■ **TEXT**

A Comparison of Fluorescent Red Calcium Indicators for Detecting Intracellular Calcium Mobilization in CHO Cells
by Deven Patel
Changes in intracellular levels of Ca+2 ions are the basis for many cellular responses such as receptor signaling to mediating contractile function, apoptosis, and gene transcription. Monitoring intracellular calcium changes is vital for our understanding of signaling and functional pathways in cellular systems and is central to many processes like muscle contraction and synaptic nerve transmission. Traditionally, monitoring Ca+2 involves techniques using imaging, microplate reader with the application of fluorescent dyes in the academic and industrial settings.
Here, in this application note, we compared calcium response using four red fluorescence calcium indicators Calbryte™ 590 AM, Rhod-2 AM, Rhod-3 AM and Rhod-4™ AM to an endogenous G protein coupled receptor P2Y receptor in CHO-K1 cells using ATP as a stimulant. We used FlexStation3 Multi-Mode microplate reader to measure the kinetic response using different doses of ATP on dye stained cells. Unlike Rhod-3, Calbryte™ 590 AM requires less washing and can be used without probenecid an inhibitor of organic-anion transporters. Attributes such as longer retention time and minimal leakage makes Calbryte™ 590 useful for mid/high throughput analysis of intracellular Ca+2 levels in living cells.
Chinese Hamster Ovary - CHO-K1 cells were cultured in black 96-well plates overnight in Ham's F-12 medium with 10% FBS and Penicillin-Streptomycin cocktail.

■ **EXERCISE SET**
1. List the four red fluorescent calcium indicators that the application note on red calcium indicators compares.
2. Carry on the application note on red calcium indicators from its last sentence.
The records are not needed for any of this work.

■ **INFORMATION SHOWN**
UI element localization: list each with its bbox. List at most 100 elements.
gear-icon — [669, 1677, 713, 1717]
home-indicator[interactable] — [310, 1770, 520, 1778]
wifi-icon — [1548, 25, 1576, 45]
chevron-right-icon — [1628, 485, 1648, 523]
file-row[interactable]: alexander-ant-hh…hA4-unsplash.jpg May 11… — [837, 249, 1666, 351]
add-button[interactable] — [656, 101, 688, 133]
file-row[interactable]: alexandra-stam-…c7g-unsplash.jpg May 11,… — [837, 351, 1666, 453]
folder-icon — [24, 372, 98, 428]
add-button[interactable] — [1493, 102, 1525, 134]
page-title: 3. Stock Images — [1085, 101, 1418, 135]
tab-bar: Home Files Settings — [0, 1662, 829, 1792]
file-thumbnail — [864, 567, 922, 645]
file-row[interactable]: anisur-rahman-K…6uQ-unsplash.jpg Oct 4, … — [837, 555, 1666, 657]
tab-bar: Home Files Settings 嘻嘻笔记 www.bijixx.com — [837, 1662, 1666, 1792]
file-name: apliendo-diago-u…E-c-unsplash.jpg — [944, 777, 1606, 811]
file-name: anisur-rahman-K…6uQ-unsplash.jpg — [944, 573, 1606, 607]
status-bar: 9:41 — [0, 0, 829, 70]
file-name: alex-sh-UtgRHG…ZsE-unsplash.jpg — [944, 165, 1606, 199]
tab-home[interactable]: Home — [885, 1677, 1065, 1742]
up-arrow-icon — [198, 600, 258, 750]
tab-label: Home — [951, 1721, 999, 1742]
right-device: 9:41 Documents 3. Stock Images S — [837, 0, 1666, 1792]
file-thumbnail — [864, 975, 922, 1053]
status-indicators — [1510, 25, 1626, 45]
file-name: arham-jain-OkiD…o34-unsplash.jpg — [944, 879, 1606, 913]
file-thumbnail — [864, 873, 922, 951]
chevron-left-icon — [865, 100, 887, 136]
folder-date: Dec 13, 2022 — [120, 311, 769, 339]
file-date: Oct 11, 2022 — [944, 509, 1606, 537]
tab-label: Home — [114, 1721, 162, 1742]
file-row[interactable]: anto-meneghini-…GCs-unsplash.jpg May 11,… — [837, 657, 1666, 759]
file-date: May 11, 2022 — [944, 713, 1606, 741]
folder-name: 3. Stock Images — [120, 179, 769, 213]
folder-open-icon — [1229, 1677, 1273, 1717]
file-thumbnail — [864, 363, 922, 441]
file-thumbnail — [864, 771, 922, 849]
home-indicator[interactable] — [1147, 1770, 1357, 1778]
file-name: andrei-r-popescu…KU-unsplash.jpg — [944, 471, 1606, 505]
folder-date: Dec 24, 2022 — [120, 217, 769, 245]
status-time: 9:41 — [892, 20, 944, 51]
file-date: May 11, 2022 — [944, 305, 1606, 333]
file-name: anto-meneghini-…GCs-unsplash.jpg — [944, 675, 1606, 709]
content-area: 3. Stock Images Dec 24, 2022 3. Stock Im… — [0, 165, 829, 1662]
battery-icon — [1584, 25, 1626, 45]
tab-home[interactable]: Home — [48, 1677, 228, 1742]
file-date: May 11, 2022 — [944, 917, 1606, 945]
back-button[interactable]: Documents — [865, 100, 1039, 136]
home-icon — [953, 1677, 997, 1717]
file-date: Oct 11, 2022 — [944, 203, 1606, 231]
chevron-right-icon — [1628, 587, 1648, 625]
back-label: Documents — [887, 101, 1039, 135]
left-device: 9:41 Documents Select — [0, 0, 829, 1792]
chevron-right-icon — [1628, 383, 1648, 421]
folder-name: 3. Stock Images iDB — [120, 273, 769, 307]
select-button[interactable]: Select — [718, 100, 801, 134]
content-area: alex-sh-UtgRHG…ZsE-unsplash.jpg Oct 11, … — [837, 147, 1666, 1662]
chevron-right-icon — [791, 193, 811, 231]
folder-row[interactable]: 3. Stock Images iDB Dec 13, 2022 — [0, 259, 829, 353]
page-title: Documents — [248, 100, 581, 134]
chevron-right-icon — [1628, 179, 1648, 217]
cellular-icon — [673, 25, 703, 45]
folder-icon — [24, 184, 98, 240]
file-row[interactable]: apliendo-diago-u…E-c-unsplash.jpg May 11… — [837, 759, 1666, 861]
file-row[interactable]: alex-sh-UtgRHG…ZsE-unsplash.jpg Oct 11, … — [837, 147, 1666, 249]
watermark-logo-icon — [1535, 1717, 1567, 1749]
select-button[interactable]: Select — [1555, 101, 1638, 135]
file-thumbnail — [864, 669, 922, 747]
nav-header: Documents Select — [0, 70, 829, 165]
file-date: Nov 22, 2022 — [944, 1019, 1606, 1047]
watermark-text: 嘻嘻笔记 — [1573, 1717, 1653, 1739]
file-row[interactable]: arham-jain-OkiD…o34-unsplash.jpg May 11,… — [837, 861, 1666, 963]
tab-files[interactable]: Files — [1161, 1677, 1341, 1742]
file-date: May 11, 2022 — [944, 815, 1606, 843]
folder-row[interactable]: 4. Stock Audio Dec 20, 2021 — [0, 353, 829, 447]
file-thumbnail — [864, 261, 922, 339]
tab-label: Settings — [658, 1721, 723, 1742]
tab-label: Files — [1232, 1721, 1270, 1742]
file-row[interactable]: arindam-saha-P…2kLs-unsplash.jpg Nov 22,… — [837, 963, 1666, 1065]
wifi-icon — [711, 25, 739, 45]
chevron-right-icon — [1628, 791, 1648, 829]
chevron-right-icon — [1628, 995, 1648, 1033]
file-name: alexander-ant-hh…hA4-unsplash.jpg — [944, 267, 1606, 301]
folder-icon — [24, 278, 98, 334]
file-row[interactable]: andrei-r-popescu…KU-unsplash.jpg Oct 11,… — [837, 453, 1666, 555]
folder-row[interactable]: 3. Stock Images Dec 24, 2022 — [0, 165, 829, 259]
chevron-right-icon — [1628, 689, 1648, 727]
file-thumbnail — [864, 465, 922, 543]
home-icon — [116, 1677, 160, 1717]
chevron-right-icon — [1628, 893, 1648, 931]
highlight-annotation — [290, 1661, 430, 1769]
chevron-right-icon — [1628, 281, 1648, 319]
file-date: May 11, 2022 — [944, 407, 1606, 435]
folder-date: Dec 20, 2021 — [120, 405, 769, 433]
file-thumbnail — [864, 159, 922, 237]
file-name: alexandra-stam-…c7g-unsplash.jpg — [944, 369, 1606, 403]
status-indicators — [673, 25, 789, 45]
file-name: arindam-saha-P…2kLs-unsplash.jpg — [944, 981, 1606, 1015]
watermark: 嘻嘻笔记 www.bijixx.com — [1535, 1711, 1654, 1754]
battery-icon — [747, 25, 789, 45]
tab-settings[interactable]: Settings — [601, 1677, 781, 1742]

■ **TASK-BY-TASK OUTPUTS**
1.
Calbryte™ 590 AM
Rhod-2 AM
Rhod-3 AM
Rhod-4™ AM

2.
Cells were loaded with 5 µM calcium dyes (Calbryte-590 AM, Rhod-2 AM, Rhod-3 AM or Rhod-4 AM) in medium with Pluronic® F-127 (PF-127) and probenecid (PBC) for 60 minutes at 37°C incubator. Dye loading solution was washed off and 200 µL of Hanks and 20 mM Hepes buffer (HH buffer) PBC added into the plate and incubated for 30 minutes at room temperature. Various doses of ATP solutions (5X working solution) was added into the FlexStation3 loading chamber and added to desired wells at 50 µL to achieve indicated final concentrations (0-10 µM, 3X serial dilutions). Background fluorescence was obtained in wells containing unloaded cells in HH buffer with PBC. The assay was also performed in the absence of probenecid as well.
Background fluorescence was subtracted from raw fluorescence intensity. The average baseline (Pre-addition) fluorescence was taken and all data points were expressed relative to this value.
To investigate which red Ca+2 dye performs best in a 96-well plate format assay, CHO-K1 cells were loaded with Calbryte™ 590 AM, Rhod-2 AM, Rhod-3 AM and Rhod-4™ AM and treated with ATP to stimulate P2Y signaling and intracellular changes in Ca+2 levels were monitored. As demonstrated by the figure-1A, Calbryte™ 590 demonstrated highest Signal/Background ratio upon ATP stimulation, followed by Rhod-4™, Rhod-3 and Rhod-2.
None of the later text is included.